| To do |
Identify the lines that contain the word "title" and copy each one.

☆ ☆ ☆ ☆ ☆ ☆ ☆

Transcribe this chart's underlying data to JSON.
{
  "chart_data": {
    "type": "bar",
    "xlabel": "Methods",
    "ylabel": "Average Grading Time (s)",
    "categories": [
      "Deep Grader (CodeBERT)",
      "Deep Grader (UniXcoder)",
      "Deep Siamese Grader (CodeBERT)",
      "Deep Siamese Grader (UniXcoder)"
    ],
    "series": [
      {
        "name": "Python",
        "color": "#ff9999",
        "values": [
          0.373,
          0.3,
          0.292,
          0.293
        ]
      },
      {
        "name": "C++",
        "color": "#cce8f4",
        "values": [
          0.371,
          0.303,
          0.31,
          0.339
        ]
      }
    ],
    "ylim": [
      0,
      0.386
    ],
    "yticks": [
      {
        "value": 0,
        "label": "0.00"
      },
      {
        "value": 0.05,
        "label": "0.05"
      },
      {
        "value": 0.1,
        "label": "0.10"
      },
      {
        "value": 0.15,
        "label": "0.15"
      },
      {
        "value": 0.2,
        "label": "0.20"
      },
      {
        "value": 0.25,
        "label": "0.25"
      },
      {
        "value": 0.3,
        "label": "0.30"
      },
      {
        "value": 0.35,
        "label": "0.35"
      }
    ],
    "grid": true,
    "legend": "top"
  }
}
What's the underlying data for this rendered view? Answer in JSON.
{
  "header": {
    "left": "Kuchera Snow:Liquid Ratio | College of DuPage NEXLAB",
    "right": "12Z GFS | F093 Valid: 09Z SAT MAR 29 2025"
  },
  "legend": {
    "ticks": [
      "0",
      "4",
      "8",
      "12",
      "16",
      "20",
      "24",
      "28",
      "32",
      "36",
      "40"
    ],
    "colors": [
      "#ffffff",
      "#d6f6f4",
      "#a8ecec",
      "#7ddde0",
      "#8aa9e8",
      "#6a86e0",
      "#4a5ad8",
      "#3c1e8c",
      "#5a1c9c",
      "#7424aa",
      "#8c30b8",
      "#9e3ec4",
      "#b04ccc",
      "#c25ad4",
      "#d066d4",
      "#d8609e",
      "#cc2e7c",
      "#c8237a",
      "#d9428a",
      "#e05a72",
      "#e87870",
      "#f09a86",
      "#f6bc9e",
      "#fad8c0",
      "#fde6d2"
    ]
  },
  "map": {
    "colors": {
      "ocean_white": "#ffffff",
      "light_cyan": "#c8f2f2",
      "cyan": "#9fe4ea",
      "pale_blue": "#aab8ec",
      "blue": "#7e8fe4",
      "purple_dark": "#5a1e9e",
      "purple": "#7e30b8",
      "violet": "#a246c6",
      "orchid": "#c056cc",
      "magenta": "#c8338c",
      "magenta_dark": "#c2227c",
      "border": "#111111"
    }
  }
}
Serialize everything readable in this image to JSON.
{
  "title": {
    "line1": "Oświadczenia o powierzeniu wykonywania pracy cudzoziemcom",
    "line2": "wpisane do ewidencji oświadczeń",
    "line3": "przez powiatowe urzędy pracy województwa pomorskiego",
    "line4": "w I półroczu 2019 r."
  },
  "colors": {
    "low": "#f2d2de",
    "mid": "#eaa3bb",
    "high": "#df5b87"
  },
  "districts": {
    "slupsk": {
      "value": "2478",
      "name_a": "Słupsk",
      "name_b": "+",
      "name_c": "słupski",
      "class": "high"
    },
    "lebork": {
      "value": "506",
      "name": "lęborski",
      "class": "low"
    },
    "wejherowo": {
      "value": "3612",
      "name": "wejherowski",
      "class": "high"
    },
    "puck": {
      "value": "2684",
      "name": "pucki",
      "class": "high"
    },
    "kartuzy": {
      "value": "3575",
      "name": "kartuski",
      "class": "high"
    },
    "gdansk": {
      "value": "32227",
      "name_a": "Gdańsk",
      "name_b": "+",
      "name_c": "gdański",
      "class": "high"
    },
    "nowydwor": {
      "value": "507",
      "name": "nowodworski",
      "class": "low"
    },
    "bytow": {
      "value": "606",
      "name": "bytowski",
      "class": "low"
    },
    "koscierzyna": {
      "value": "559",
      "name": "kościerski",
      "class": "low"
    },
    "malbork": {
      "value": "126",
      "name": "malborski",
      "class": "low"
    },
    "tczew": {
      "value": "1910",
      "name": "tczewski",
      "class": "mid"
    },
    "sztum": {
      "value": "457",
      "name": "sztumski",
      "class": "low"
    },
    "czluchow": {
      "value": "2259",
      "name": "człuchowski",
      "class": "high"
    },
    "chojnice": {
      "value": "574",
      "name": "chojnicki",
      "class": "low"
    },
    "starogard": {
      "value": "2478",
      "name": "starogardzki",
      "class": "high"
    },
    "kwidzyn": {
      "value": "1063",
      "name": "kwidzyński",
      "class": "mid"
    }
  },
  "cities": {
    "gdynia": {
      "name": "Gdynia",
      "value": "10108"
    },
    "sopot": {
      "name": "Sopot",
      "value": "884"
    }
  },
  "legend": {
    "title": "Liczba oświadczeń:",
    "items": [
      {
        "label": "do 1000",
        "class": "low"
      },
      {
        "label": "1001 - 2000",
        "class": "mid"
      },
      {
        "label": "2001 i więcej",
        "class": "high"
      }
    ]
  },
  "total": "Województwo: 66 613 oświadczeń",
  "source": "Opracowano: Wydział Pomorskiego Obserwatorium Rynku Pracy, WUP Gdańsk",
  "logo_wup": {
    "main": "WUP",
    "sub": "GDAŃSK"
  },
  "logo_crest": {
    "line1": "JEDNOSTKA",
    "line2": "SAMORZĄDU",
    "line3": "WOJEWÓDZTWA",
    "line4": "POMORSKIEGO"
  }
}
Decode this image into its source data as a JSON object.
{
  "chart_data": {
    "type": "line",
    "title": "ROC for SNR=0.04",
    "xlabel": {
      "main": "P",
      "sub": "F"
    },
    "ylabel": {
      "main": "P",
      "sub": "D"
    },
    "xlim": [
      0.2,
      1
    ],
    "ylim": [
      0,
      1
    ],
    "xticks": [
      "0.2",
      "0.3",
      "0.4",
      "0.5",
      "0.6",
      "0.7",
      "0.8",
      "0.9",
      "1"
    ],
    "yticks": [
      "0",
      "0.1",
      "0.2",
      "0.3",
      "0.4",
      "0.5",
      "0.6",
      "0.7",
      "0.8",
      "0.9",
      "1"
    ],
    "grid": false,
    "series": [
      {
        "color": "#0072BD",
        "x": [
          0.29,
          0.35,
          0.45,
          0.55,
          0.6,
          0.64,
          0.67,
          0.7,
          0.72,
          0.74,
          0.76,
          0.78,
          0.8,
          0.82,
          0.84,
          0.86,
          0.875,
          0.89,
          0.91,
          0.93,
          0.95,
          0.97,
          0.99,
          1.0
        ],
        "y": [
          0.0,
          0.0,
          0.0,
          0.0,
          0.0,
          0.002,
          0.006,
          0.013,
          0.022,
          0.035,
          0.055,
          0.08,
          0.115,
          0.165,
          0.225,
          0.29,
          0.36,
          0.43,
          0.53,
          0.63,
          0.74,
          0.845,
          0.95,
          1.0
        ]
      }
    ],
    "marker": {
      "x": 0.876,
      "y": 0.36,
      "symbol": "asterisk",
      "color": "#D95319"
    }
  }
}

☆ ☆ ☆ ☆ ☆ ☆ ☆

| Solution to this task |
  "title": {
    "title": "Liczba oświadczeń:",
    "title": "ROC for SNR=0.04",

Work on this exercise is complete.